**Exercise goal**
Using the material below, copy every line where "xlabel" appears.

# Data for this exercise start

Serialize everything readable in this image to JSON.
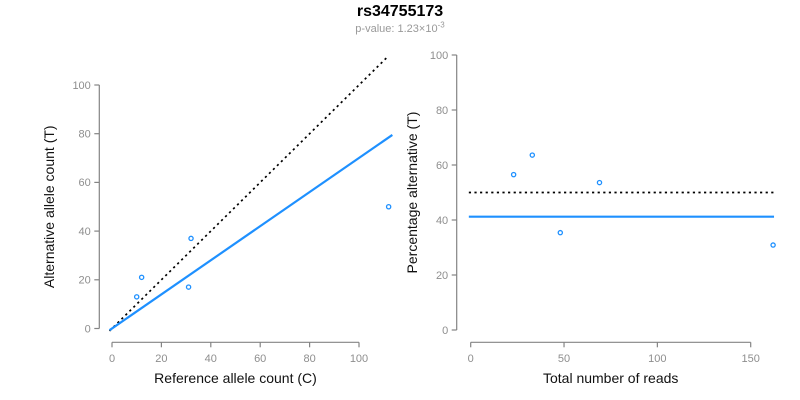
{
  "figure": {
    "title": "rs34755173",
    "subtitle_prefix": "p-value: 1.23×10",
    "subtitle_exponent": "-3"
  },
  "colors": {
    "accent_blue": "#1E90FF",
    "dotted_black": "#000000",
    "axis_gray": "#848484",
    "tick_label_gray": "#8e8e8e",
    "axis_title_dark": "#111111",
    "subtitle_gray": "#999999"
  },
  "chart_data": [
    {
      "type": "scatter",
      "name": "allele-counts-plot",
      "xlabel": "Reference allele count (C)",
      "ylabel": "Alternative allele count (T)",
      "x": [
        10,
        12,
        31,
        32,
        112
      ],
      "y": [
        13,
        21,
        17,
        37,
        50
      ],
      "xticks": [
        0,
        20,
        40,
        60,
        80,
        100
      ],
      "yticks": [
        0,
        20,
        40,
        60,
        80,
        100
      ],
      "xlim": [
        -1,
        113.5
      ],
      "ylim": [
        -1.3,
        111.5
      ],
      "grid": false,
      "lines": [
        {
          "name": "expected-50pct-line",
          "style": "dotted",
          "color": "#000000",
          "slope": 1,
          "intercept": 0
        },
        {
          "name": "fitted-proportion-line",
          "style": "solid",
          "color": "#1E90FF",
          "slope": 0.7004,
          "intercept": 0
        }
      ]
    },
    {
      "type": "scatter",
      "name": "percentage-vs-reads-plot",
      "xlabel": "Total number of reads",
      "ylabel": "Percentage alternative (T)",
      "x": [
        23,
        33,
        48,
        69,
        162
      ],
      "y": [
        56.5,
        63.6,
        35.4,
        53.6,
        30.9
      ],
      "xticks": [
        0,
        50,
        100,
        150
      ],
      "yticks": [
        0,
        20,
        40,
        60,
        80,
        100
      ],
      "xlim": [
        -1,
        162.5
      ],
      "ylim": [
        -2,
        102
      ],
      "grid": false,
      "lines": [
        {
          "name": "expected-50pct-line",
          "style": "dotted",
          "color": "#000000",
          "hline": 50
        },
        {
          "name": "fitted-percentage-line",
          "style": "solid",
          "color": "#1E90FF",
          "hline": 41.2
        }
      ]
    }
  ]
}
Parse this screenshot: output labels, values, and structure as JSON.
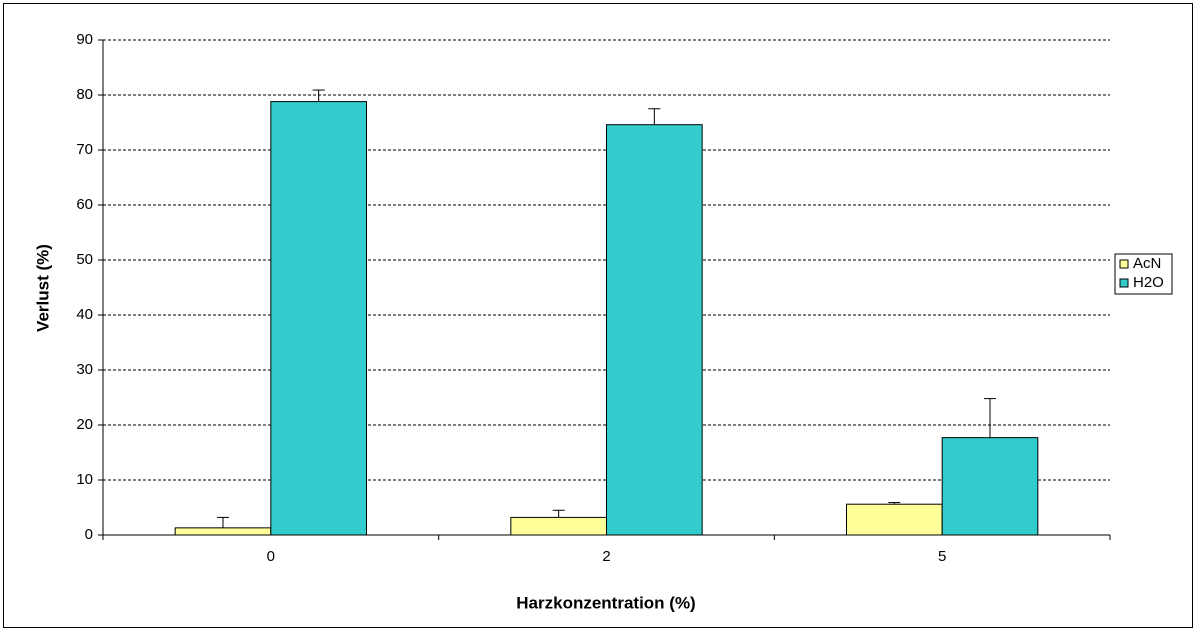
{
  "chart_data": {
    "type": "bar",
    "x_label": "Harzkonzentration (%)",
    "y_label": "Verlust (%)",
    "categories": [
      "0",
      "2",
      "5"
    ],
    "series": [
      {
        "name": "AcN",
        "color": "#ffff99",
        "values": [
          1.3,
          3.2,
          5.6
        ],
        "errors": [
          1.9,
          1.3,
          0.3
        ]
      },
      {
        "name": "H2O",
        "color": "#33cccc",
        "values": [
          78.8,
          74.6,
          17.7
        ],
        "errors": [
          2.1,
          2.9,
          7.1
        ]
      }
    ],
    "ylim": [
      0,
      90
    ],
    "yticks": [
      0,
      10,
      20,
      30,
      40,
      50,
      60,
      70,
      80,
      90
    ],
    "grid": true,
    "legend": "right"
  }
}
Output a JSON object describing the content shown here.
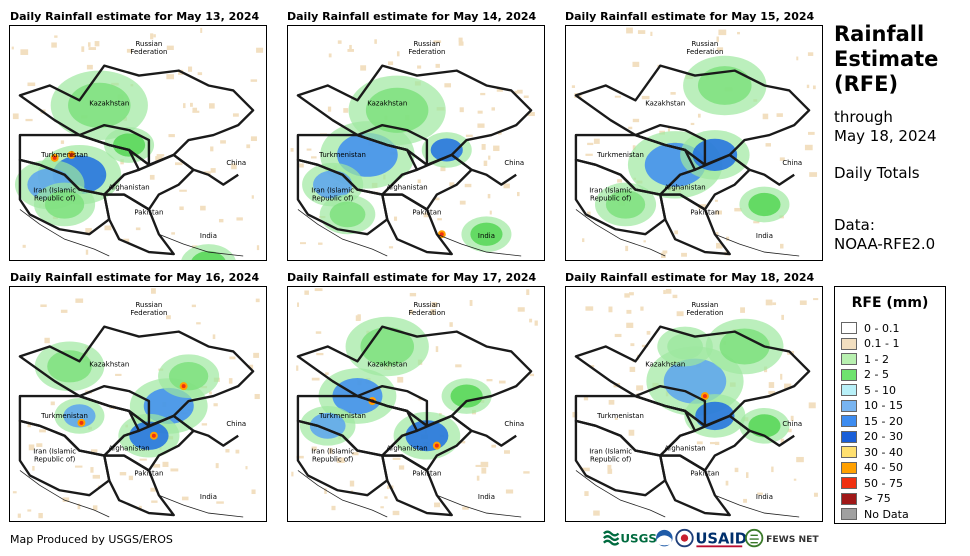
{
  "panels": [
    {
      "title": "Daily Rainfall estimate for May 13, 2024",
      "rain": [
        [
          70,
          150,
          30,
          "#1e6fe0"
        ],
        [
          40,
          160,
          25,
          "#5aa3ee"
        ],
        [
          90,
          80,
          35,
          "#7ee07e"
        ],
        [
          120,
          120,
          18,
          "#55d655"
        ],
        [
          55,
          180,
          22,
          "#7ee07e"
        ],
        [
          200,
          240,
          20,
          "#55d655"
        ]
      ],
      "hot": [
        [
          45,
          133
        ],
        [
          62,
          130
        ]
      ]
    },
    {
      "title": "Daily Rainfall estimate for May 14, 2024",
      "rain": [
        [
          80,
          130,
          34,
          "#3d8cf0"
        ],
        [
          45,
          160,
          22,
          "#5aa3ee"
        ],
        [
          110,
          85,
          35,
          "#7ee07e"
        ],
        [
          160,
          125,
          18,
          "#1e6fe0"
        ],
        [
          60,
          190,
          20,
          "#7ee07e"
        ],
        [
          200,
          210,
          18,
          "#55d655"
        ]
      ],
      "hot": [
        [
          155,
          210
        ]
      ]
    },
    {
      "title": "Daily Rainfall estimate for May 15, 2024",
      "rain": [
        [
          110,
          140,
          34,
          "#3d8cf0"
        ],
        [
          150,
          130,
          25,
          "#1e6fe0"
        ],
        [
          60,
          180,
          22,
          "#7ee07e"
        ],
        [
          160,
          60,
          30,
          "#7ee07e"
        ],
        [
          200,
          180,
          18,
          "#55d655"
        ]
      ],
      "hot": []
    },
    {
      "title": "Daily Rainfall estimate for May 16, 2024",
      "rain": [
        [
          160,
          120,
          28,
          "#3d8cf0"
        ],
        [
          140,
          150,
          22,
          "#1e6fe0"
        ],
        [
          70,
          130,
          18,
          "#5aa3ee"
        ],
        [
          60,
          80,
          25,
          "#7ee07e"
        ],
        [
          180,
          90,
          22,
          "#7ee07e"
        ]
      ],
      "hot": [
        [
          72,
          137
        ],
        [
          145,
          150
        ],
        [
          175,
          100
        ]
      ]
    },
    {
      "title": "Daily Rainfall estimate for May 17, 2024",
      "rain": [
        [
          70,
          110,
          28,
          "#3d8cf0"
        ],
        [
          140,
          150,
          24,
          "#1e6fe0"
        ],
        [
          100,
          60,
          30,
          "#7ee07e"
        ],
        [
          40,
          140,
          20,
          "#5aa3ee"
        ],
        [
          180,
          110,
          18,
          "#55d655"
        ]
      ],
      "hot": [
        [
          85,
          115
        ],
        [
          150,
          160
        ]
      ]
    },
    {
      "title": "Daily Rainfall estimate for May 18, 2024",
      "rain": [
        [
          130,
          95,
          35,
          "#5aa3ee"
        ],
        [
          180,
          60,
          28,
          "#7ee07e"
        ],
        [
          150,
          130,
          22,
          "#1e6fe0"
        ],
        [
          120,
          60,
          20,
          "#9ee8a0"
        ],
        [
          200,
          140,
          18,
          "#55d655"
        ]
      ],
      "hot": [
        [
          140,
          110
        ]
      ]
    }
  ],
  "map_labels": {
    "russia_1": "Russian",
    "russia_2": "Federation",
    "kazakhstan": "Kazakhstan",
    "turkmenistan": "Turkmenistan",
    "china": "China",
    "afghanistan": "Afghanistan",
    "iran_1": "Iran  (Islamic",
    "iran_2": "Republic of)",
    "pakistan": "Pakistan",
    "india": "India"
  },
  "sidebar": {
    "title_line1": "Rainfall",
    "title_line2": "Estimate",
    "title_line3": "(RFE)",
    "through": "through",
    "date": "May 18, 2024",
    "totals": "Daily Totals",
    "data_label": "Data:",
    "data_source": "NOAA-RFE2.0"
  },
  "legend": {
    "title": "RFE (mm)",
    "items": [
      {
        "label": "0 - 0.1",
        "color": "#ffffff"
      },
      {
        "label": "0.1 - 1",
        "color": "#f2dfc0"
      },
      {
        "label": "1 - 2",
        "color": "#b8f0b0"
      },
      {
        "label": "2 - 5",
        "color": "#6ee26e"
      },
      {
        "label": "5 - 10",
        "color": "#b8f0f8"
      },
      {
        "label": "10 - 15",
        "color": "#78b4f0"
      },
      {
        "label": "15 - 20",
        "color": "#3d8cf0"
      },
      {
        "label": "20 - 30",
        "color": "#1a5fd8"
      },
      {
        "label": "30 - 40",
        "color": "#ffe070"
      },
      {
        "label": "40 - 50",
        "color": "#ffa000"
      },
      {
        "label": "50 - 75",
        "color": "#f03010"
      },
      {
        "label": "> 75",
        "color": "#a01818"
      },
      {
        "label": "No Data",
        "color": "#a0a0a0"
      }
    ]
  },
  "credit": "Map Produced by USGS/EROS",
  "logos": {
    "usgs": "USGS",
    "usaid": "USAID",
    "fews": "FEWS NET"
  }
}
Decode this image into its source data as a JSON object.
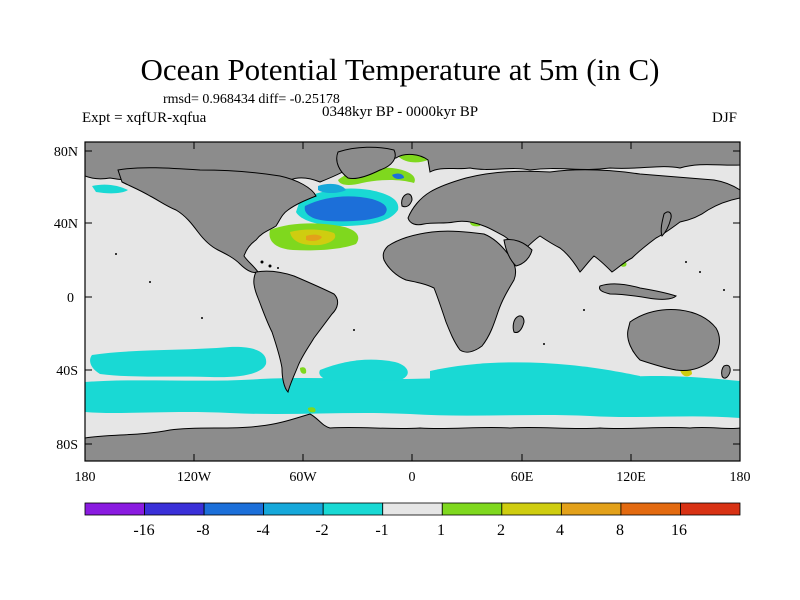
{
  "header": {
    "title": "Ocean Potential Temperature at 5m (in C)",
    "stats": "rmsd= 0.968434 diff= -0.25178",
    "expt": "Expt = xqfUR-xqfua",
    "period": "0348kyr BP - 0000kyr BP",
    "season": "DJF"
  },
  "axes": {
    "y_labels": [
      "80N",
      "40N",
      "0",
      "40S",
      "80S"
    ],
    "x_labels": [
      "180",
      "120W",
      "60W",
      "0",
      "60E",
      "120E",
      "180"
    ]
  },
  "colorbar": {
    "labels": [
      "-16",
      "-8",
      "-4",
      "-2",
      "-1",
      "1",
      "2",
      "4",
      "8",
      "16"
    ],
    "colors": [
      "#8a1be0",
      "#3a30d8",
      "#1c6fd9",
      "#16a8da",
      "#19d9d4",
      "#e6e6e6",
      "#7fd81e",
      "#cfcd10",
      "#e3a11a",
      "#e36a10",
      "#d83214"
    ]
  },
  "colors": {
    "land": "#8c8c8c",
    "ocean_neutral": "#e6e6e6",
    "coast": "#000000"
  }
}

# Data for this exercise end

**Task response**
      "xlabel": "Reference allele count (C)",
      "xlabel": "Total number of reads",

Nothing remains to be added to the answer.